— SEÇÃO DE TEXTO —
__________

Quando finalmente chegamos ao leito de morte de Edith Piaf, já temos uma idéia bastante sólida de sua trajetória de vida, daquilo que a formou, de todas as passagens que a tornaram aquela imagem que agora, finalmente, temos estabelecida em nosso imaginário. E, no entanto, pela primeira vez testemunhamos um trecho de sua memória íntima, imagens de sua própria cabeça as quais, até então, não tínhamos acessado. São dois pequenos momentos de sua vida, nunca mencionados no meio da avalanche de informações que o filme nos oferecera anteriormente e que, no entanto, transtornam completamente toda a impressão que o filme, com suas provas factuais e registros dos acontecimentos, nos fez crer ser verdadeira. Estivemos o tempo inteiro lidando com a exterioridade de Piaf, e bastam alguns minutos em seu interior para que uma outra mulher nos seja revelada. Mas, neste momento, a cantora morre e o filme acaba. Resta a apoteose final, momento mais que esperado e obviamente antecipado, mas que a habilidade de Dahan novamente consegue resgatar da cafonice e injetá-la de muita integridade. É o momento em que Piaf canta, pela primeira vez, "Non, Je Ne Regrette Rien", música-resumo de sua vida, como ela mesmo afirma. E mais importante do que o "eu não me arrependo de nada" que canta com uma certeza emocionante, o que parece dizer respeito à Um Hino ao Amor são os versos que inventariam todo um passado de coisas boas e ruins para dizer que é disso, da soma do visível e do invisível, que se constitui a pessoa que Piaf é. Olivier Dahan e Marion Cotillard souberam lidar com esta visualidade de maneira realmente admirável. Mas o maior valor de Um Hino ao Amor talvez seja este reconhecimento de que não se fez soma nenhuma ali, de que há um mundo de intimidades que o filme não se atreveu a remexer, porque a Piaf invisível, a que fala em primeira pessoa, a que tem um olhar próprio sobre sua história, a que tem acessos memoriais no leito de morte, esta segue sendo inalcançável para o diretor, para a atriz e para nós. E é tão melhor que assim o seja.

__________

— LISTAGEM DE DADOS —
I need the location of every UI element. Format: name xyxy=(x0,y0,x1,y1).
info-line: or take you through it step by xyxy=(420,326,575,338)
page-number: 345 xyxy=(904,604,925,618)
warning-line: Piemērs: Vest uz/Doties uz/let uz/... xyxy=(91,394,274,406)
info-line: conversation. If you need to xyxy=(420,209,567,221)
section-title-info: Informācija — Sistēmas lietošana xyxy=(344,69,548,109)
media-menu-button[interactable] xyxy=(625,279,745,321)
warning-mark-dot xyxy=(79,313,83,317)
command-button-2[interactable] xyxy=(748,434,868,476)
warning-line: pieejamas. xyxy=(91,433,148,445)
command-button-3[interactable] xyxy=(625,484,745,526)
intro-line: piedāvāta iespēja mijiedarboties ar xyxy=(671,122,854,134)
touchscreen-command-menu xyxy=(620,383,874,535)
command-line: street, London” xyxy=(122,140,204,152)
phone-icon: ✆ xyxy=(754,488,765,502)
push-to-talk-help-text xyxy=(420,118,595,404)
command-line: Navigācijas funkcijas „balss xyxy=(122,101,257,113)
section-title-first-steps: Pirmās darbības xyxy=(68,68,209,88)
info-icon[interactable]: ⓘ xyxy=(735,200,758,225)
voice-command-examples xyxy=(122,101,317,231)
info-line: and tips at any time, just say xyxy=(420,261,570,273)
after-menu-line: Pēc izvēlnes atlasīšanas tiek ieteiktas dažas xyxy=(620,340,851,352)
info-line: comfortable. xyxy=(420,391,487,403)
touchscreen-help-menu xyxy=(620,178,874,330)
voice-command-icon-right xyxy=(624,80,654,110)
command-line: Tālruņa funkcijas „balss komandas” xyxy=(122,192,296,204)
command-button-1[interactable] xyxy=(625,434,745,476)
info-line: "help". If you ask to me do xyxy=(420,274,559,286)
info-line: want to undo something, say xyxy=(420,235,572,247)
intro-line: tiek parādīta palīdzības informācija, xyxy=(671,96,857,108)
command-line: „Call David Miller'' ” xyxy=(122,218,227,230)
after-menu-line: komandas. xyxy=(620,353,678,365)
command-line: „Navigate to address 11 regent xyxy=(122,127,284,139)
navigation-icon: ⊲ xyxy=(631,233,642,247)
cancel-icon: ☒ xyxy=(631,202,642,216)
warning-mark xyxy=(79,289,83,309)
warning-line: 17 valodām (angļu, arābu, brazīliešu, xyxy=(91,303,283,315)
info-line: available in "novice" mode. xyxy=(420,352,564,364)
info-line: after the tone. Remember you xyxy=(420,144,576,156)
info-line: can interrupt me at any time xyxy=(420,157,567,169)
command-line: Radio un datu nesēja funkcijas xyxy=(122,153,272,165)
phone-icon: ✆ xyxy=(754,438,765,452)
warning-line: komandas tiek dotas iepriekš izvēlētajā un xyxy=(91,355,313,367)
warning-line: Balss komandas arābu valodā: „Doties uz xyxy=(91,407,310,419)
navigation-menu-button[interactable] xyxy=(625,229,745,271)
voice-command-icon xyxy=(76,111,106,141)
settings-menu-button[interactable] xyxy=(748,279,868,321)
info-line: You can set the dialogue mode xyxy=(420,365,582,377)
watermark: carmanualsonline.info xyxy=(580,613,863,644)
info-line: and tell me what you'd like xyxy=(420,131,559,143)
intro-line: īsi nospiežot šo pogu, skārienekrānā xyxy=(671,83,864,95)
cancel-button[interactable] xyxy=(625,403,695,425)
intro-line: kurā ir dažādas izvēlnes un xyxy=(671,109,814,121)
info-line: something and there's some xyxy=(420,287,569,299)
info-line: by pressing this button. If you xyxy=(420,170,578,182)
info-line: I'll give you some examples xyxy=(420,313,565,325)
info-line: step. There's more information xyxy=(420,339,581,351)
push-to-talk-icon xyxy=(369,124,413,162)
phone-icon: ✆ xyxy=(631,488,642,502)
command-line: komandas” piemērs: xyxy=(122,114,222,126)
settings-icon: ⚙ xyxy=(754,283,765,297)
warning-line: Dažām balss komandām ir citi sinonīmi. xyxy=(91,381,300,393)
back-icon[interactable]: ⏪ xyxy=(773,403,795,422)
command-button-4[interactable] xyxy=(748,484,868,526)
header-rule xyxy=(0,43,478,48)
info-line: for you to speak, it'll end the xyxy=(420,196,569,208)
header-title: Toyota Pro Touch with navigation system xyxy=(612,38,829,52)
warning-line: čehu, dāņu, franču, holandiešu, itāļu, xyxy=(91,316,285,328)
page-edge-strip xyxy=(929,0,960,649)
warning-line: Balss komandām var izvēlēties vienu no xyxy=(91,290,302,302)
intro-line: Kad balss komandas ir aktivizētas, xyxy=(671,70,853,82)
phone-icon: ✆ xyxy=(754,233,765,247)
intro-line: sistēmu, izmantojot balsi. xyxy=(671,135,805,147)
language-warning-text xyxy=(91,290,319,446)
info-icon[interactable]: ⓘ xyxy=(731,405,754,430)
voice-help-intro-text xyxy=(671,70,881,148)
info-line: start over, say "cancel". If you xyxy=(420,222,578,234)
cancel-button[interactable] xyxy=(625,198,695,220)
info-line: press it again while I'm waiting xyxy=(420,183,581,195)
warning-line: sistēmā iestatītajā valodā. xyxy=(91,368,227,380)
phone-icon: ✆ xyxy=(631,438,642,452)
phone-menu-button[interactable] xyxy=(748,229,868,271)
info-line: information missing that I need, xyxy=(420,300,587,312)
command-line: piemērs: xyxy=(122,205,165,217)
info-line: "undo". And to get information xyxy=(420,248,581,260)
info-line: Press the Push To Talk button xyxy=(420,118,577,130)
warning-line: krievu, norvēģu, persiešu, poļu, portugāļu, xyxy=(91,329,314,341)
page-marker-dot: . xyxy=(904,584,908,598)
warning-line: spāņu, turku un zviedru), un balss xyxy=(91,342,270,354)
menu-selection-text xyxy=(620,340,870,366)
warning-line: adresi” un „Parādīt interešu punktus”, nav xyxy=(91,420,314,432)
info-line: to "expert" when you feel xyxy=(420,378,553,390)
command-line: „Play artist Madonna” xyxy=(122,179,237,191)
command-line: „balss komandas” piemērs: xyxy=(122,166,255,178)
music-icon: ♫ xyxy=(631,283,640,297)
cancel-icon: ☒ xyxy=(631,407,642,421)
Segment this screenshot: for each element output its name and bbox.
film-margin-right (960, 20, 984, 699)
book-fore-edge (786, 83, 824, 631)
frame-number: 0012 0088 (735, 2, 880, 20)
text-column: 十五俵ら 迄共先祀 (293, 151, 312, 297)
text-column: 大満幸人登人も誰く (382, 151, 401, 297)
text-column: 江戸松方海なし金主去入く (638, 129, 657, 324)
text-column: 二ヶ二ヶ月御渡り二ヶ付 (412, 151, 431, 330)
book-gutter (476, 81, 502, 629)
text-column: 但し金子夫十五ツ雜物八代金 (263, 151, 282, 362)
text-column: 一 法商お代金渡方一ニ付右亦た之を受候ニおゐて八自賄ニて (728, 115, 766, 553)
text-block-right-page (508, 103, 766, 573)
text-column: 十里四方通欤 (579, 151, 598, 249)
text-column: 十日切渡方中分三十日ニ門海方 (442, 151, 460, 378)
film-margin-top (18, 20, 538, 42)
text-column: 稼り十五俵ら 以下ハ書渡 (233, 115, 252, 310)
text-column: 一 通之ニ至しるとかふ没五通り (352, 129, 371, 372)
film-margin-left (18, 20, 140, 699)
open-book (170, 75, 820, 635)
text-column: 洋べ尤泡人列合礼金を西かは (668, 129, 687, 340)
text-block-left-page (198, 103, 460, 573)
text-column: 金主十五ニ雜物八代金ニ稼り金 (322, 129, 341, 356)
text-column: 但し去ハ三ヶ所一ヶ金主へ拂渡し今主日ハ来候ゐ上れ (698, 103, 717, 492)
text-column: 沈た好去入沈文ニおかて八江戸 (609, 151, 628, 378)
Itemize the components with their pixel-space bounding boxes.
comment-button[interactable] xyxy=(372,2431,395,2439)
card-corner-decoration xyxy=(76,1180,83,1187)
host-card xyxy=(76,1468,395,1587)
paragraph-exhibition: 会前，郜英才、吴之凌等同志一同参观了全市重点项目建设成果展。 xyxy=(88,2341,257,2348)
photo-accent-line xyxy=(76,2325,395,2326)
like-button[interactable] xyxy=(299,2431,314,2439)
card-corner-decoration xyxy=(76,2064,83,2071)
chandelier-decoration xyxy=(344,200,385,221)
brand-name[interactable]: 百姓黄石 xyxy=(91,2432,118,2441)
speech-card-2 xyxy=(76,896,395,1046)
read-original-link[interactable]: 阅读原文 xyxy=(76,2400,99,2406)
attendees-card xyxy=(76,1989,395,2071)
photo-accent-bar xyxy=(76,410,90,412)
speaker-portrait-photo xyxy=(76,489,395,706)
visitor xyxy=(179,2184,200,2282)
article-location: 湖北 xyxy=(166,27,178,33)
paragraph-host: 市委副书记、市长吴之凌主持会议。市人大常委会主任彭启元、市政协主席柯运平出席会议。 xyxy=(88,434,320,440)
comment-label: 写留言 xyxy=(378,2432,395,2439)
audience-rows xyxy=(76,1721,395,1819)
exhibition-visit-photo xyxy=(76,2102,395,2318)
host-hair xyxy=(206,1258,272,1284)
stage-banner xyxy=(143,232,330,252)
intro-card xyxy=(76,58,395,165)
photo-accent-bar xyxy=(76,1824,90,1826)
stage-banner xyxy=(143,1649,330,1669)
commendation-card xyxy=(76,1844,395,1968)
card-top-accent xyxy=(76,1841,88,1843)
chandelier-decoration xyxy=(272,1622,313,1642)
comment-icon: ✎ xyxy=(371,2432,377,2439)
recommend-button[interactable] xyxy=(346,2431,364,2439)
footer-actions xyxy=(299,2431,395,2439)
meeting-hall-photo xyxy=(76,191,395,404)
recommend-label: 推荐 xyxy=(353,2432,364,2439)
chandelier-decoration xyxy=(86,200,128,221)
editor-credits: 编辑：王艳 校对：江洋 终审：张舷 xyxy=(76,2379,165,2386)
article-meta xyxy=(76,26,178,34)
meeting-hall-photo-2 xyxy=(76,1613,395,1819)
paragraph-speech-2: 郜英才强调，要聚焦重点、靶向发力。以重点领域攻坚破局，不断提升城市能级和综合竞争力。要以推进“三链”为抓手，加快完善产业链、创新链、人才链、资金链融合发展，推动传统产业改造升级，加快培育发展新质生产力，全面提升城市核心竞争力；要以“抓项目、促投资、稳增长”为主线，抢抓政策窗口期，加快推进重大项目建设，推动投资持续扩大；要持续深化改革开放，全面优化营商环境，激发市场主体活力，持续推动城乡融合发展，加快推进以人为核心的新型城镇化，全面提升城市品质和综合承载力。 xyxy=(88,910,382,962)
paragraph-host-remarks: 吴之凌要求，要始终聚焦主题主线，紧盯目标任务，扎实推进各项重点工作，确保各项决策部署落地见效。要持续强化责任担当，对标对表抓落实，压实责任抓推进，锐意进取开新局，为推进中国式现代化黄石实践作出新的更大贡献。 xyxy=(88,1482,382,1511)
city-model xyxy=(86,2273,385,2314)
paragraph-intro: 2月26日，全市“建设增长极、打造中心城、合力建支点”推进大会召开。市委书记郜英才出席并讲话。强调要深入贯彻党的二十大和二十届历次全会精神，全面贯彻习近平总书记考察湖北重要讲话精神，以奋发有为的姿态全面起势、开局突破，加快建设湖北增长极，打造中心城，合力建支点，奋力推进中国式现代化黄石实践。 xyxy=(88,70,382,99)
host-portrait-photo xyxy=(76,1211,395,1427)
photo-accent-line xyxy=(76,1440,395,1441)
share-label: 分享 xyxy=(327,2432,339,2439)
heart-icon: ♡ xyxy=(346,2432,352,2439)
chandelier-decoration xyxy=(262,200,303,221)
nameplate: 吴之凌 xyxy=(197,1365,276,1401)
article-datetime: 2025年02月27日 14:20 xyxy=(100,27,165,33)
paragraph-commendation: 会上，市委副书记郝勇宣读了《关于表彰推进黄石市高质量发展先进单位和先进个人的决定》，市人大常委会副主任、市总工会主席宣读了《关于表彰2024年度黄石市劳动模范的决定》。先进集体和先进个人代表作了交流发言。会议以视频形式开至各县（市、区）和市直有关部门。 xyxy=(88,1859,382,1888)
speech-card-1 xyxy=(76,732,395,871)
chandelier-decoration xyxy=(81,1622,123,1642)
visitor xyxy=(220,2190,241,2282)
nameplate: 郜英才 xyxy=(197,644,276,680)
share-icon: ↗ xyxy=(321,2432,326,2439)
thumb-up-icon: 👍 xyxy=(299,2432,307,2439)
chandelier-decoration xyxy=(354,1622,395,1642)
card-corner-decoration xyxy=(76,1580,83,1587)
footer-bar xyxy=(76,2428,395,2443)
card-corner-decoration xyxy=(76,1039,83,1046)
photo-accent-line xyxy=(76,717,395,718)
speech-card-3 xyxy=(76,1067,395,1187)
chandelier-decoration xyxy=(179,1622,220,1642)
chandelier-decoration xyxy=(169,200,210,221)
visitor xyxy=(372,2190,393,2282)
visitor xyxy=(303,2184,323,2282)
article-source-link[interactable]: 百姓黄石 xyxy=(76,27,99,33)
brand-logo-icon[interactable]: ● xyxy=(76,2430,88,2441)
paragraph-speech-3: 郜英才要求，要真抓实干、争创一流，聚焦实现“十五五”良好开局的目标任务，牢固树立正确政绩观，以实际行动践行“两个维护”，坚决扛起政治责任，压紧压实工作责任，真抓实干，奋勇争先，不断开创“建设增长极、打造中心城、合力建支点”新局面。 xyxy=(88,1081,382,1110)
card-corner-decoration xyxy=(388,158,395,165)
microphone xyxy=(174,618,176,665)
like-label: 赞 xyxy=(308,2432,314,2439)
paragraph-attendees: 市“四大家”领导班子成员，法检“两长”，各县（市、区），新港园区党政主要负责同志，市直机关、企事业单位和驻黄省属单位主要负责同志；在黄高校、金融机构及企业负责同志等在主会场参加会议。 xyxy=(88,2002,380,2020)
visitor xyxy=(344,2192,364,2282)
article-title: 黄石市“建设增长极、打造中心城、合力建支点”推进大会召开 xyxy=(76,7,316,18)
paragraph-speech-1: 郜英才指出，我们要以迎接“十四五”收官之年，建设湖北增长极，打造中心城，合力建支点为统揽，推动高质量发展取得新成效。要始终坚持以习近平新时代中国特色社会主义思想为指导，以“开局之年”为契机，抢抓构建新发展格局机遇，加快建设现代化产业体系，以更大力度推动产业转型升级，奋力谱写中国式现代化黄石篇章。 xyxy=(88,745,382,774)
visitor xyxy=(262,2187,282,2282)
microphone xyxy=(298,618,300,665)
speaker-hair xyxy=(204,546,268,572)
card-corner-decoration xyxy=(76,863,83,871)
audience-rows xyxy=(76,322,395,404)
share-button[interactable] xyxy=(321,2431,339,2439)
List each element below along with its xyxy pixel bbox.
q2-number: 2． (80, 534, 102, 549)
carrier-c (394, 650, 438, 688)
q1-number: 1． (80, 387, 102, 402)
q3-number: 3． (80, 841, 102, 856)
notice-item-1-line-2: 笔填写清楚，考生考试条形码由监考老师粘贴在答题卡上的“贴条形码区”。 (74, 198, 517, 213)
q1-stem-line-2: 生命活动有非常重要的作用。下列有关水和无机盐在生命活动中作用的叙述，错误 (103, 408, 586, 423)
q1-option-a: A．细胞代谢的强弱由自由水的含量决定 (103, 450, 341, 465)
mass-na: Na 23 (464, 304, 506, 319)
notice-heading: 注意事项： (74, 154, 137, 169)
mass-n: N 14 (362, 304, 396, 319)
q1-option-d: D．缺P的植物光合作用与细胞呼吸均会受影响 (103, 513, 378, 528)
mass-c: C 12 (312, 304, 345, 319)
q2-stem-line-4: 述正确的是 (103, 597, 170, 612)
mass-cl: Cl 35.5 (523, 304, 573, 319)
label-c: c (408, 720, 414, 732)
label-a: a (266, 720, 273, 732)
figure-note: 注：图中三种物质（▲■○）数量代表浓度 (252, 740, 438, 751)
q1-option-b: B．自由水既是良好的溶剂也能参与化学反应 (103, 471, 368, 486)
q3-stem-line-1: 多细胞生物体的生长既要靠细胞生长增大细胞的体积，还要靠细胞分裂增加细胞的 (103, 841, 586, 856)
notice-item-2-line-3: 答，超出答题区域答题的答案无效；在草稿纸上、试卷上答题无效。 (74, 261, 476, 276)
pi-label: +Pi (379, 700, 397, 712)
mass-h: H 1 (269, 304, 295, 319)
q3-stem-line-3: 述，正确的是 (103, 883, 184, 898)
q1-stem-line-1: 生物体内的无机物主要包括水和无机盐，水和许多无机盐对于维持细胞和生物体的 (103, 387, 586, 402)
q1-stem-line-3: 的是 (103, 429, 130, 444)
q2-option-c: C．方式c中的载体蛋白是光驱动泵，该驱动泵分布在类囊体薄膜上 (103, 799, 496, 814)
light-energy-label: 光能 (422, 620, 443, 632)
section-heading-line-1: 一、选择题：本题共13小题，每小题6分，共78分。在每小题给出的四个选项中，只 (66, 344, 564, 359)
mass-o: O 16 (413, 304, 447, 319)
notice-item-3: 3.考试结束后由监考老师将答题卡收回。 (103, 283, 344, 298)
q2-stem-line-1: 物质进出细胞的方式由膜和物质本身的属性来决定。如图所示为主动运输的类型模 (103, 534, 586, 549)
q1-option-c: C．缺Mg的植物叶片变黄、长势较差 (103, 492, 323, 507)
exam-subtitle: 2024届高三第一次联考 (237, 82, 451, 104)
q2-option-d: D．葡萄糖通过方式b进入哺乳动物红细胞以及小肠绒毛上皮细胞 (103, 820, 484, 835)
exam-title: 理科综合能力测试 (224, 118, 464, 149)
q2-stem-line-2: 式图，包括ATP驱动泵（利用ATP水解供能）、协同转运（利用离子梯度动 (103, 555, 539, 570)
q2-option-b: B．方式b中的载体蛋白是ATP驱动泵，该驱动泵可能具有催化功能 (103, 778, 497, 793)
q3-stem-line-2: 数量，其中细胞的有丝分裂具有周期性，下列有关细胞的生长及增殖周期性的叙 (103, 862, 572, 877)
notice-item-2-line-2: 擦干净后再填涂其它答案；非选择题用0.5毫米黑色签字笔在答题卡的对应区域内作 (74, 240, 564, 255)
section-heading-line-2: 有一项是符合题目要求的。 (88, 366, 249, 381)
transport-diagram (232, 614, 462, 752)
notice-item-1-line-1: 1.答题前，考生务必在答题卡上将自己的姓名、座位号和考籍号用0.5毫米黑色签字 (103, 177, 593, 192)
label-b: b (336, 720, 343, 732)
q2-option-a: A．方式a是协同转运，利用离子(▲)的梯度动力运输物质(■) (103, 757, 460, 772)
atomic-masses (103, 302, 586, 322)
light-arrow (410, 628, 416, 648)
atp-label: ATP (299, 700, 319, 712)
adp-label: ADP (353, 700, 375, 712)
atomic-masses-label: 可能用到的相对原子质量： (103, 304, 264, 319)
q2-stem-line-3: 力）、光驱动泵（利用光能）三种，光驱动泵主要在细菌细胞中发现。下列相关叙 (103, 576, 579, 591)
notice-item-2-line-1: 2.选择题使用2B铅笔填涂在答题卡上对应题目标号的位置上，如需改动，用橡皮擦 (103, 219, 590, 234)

__________

— INSTRUÇÕES —
De acordo com a crítica do filme sobre Edith Piaf, qual canção Piaf interpreta pela primeira vez no momento final?

— RESPOSTA ESCRITA —
"Non, Je Ne Regrette Rien".